Identify the lines that contain the string "color", then copy each of them.

Entries shown
+++++

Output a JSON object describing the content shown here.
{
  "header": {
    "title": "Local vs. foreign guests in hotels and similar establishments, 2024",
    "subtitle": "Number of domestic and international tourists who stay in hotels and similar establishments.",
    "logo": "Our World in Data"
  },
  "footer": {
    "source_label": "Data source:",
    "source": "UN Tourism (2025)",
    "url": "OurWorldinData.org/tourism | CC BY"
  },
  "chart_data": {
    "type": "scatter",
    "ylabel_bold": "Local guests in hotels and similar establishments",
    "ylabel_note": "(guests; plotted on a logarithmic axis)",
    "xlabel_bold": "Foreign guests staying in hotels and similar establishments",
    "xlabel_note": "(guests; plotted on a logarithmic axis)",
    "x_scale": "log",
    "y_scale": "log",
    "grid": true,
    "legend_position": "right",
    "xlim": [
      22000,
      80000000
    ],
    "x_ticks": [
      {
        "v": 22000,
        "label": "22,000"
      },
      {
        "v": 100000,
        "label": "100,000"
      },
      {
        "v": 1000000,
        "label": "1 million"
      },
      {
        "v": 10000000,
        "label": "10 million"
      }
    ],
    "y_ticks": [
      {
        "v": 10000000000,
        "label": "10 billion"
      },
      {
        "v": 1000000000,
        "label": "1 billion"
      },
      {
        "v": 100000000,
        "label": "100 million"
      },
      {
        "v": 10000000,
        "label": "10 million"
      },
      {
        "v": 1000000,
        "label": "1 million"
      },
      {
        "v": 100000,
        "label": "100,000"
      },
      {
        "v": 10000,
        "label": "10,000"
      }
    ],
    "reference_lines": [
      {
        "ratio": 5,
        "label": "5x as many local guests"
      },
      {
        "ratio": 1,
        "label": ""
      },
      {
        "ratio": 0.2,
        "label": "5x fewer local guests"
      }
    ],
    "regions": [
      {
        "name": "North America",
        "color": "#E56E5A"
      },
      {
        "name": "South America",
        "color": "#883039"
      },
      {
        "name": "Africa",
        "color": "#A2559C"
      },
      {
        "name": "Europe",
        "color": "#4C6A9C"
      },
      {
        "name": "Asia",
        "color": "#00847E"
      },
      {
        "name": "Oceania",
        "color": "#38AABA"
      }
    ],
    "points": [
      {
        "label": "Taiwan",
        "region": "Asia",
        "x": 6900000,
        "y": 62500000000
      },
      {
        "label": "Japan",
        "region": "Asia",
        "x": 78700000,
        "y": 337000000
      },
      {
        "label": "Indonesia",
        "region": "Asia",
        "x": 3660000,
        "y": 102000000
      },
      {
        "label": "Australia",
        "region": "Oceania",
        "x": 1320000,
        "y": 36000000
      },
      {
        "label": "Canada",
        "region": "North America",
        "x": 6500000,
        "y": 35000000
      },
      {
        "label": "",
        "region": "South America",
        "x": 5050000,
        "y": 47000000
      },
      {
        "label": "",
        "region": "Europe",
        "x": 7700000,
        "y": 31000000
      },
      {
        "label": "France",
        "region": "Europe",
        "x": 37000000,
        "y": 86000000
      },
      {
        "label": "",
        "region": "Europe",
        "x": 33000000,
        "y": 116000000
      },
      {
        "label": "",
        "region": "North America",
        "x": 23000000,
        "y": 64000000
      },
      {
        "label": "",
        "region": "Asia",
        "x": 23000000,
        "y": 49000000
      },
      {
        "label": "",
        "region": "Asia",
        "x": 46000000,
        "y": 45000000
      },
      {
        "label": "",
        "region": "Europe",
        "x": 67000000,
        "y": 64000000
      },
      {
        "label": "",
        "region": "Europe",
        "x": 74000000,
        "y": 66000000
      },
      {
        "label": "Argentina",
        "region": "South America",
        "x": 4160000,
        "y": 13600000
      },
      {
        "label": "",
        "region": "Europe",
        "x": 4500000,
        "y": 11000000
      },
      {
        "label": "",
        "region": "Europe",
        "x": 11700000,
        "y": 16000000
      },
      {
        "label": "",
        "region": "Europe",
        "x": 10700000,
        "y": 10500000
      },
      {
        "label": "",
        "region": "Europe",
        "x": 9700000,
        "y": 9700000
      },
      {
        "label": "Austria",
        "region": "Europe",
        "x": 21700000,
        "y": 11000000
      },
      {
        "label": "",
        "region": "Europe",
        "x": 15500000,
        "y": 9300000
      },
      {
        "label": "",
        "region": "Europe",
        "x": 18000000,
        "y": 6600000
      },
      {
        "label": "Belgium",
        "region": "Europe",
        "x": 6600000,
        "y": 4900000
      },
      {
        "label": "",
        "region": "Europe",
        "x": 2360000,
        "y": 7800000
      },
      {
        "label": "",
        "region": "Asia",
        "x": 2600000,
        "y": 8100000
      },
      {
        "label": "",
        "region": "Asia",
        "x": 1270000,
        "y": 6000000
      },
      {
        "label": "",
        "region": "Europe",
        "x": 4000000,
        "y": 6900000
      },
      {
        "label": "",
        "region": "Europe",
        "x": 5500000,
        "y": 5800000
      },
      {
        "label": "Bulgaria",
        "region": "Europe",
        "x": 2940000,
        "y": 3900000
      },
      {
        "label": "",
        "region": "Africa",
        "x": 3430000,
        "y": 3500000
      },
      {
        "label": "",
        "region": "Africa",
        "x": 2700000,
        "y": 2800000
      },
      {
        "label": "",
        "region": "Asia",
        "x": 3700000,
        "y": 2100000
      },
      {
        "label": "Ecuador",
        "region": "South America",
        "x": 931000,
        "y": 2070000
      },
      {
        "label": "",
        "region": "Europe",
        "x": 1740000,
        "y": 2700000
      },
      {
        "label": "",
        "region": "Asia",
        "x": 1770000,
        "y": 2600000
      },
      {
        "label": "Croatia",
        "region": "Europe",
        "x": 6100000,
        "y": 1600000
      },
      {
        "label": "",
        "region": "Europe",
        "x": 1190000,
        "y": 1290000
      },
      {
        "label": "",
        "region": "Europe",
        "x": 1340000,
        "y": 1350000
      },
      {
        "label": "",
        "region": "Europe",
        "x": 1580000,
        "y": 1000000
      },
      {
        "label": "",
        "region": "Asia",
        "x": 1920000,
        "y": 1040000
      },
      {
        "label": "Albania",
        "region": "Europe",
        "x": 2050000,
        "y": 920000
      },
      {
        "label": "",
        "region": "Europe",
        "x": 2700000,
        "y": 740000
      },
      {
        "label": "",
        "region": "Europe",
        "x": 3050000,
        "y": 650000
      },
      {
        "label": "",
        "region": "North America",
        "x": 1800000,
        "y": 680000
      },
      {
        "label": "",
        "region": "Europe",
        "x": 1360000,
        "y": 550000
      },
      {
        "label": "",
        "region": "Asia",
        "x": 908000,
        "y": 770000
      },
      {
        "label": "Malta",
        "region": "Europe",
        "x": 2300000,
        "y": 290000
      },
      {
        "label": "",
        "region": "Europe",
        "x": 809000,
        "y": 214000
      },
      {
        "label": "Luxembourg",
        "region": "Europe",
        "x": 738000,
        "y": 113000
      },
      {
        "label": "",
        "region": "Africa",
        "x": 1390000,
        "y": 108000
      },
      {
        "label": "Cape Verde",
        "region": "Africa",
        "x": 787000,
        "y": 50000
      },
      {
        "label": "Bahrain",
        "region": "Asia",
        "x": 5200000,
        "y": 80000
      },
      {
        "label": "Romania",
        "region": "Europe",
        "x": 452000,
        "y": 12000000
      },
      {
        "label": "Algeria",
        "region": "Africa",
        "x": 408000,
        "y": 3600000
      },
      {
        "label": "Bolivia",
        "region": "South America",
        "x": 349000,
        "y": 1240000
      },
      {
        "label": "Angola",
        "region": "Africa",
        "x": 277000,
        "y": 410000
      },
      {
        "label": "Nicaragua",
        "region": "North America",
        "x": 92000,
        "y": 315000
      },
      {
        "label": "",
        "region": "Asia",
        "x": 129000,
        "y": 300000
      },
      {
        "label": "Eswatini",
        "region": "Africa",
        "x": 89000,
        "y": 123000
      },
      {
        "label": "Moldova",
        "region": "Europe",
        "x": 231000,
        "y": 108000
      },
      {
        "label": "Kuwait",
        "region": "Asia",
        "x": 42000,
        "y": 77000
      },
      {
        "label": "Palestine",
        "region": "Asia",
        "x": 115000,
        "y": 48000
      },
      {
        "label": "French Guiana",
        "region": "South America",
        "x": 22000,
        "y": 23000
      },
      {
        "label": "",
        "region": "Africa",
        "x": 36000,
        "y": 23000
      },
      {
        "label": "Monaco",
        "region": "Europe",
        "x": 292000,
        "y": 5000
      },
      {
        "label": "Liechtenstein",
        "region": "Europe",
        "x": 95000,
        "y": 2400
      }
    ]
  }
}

+++++

Exercise result
        "color": "#E56E5A"
        "color": "#883039"
        "color": "#A2559C"
        "color": "#4C6A9C"
        "color": "#00847E"
        "color": "#38AABA"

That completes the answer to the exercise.